• Goal:
Without changing a character, return the entries, but not the images they hold.

☆ ☆ ☆ ☆

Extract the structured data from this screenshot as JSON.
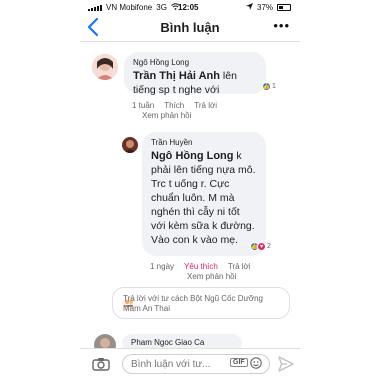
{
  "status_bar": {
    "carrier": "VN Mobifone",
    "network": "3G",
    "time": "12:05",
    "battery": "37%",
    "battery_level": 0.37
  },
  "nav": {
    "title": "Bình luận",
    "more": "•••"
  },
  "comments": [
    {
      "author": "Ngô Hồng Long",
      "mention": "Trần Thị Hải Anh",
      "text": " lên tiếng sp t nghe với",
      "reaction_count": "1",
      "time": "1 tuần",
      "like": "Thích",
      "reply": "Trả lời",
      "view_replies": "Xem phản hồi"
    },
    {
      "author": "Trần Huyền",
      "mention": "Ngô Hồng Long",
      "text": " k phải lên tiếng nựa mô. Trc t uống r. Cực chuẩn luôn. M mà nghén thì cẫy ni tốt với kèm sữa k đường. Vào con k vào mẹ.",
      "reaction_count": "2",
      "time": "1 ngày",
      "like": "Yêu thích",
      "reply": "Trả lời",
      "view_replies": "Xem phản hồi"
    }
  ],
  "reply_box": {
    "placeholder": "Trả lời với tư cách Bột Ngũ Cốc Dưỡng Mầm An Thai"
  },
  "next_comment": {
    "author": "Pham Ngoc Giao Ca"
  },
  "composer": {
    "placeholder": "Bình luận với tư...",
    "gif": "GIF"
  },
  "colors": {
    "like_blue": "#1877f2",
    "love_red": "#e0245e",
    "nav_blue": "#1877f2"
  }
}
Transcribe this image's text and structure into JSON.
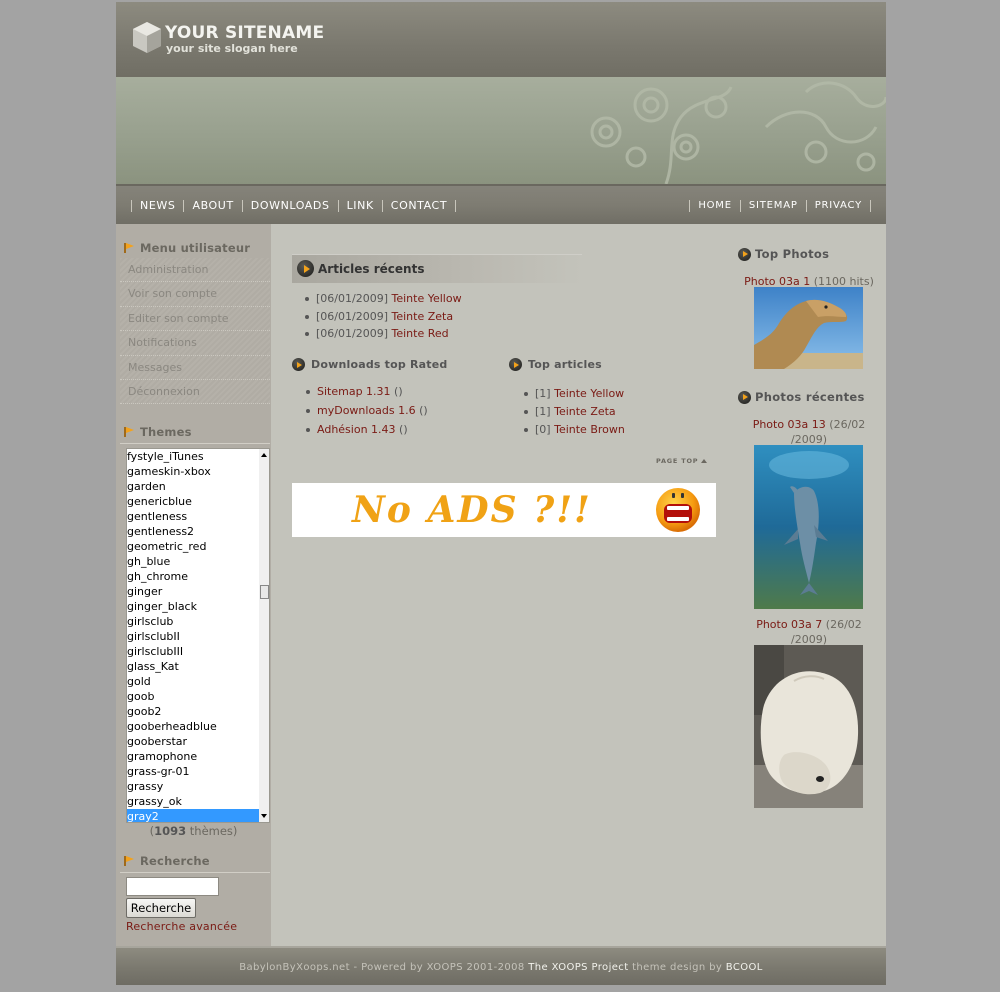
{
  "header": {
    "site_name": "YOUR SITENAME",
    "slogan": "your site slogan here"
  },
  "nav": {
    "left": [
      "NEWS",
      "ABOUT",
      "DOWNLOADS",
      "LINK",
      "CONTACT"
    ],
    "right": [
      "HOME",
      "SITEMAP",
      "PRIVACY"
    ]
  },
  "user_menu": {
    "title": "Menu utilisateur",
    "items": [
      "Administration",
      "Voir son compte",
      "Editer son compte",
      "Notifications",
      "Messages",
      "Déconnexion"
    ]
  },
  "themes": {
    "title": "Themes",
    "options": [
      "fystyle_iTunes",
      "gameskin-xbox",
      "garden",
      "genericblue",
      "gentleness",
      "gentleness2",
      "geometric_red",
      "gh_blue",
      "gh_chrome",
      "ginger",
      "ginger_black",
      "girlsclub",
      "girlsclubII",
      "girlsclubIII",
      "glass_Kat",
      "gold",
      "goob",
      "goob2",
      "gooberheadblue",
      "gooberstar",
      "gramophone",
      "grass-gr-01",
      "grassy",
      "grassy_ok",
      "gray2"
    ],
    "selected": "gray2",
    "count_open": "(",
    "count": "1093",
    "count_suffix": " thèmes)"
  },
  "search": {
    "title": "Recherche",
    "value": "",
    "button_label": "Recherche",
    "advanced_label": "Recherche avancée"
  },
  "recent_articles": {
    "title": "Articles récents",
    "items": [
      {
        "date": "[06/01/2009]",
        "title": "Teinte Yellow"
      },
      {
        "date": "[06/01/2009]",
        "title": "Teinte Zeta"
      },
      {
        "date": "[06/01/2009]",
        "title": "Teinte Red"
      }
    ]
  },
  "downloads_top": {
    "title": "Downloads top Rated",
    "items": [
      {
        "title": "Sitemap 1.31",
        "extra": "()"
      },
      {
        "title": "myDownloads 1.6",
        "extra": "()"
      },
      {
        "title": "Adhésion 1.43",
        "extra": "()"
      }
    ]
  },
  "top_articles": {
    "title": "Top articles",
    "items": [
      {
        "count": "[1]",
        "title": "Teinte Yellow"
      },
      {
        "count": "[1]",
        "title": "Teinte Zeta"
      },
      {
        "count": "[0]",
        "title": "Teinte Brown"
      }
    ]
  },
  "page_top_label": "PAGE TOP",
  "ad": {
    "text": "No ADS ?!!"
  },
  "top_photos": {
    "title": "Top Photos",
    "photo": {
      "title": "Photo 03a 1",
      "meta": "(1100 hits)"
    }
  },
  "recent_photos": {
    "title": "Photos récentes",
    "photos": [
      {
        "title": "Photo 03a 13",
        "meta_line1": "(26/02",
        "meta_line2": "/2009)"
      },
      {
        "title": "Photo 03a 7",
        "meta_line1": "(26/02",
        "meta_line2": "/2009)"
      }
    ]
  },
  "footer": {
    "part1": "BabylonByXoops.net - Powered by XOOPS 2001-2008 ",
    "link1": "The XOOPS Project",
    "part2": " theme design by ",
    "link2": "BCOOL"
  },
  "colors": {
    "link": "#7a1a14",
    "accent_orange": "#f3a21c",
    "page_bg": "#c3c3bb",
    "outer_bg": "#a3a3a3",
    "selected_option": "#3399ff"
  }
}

☆ ☆ ☆ ☆

• Full output:
Extract the structured data from this screenshot as JSON.
{
  "status_bar": {
    "carrier": "VN Mobifone",
    "network": "3G",
    "time": "12:05",
    "battery": "37%",
    "battery_level": 0.37
  },
  "nav": {
    "title": "Bình luận",
    "more": "•••"
  },
  "comments": [
    {
      "author": "Ngô Hồng Long",
      "mention": "Trần Thị Hải Anh",
      "text": " lên tiếng sp t nghe với",
      "reaction_count": "1",
      "time": "1 tuần",
      "like": "Thích",
      "reply": "Trả lời",
      "view_replies": "Xem phản hồi"
    },
    {
      "author": "Trần Huyền",
      "mention": "Ngô Hồng Long",
      "text": " k phải lên tiếng nựa mô. Trc t uống r. Cực chuẩn luôn. M mà nghén thì cẫy ni tốt với kèm sữa k đường. Vào con k vào mẹ.",
      "reaction_count": "2",
      "time": "1 ngày",
      "like": "Yêu thích",
      "reply": "Trả lời",
      "view_replies": "Xem phản hồi"
    }
  ],
  "reply_box": {
    "placeholder": "Trả lời với tư cách Bột Ngũ Cốc Dưỡng Mầm An Thai"
  },
  "next_comment": {
    "author": "Pham Ngoc Giao Ca"
  },
  "composer": {
    "placeholder": "Bình luận với tư...",
    "gif": "GIF"
  },
  "colors": {
    "like_blue": "#1877f2",
    "love_red": "#e0245e",
    "nav_blue": "#1877f2"
  }
}
Transcribe this image's text and structure into JSON.
{
  "header": {
    "site_name": "YOUR SITENAME",
    "slogan": "your site slogan here"
  },
  "nav": {
    "left": [
      "NEWS",
      "ABOUT",
      "DOWNLOADS",
      "LINK",
      "CONTACT"
    ],
    "right": [
      "HOME",
      "SITEMAP",
      "PRIVACY"
    ]
  },
  "user_menu": {
    "title": "Menu utilisateur",
    "items": [
      "Administration",
      "Voir son compte",
      "Editer son compte",
      "Notifications",
      "Messages",
      "Déconnexion"
    ]
  },
  "themes": {
    "title": "Themes",
    "options": [
      "fystyle_iTunes",
      "gameskin-xbox",
      "garden",
      "genericblue",
      "gentleness",
      "gentleness2",
      "geometric_red",
      "gh_blue",
      "gh_chrome",
      "ginger",
      "ginger_black",
      "girlsclub",
      "girlsclubII",
      "girlsclubIII",
      "glass_Kat",
      "gold",
      "goob",
      "goob2",
      "gooberheadblue",
      "gooberstar",
      "gramophone",
      "grass-gr-01",
      "grassy",
      "grassy_ok",
      "gray2"
    ],
    "selected": "gray2",
    "count_open": "(",
    "count": "1093",
    "count_suffix": " thèmes)"
  },
  "search": {
    "title": "Recherche",
    "value": "",
    "button_label": "Recherche",
    "advanced_label": "Recherche avancée"
  },
  "recent_articles": {
    "title": "Articles récents",
    "items": [
      {
        "date": "[06/01/2009]",
        "title": "Teinte Yellow"
      },
      {
        "date": "[06/01/2009]",
        "title": "Teinte Zeta"
      },
      {
        "date": "[06/01/2009]",
        "title": "Teinte Red"
      }
    ]
  },
  "downloads_top": {
    "title": "Downloads top Rated",
    "items": [
      {
        "title": "Sitemap 1.31",
        "extra": "()"
      },
      {
        "title": "myDownloads 1.6",
        "extra": "()"
      },
      {
        "title": "Adhésion 1.43",
        "extra": "()"
      }
    ]
  },
  "top_articles": {
    "title": "Top articles",
    "items": [
      {
        "count": "[1]",
        "title": "Teinte Yellow"
      },
      {
        "count": "[1]",
        "title": "Teinte Zeta"
      },
      {
        "count": "[0]",
        "title": "Teinte Brown"
      }
    ]
  },
  "page_top_label": "PAGE TOP",
  "ad": {
    "text": "No ADS ?!!"
  },
  "top_photos": {
    "title": "Top Photos",
    "photo": {
      "title": "Photo 03a 1",
      "meta": "(1100 hits)"
    }
  },
  "recent_photos": {
    "title": "Photos récentes",
    "photos": [
      {
        "title": "Photo 03a 13",
        "meta_line1": "(26/02",
        "meta_line2": "/2009)"
      },
      {
        "title": "Photo 03a 7",
        "meta_line1": "(26/02",
        "meta_line2": "/2009)"
      }
    ]
  },
  "footer": {
    "part1": "BabylonByXoops.net - Powered by XOOPS 2001-2008 ",
    "link1": "The XOOPS Project",
    "part2": " theme design by ",
    "link2": "BCOOL"
  },
  "colors": {
    "link": "#7a1a14",
    "accent_orange": "#f3a21c",
    "page_bg": "#c3c3bb",
    "outer_bg": "#a3a3a3",
    "selected_option": "#3399ff"
  }
}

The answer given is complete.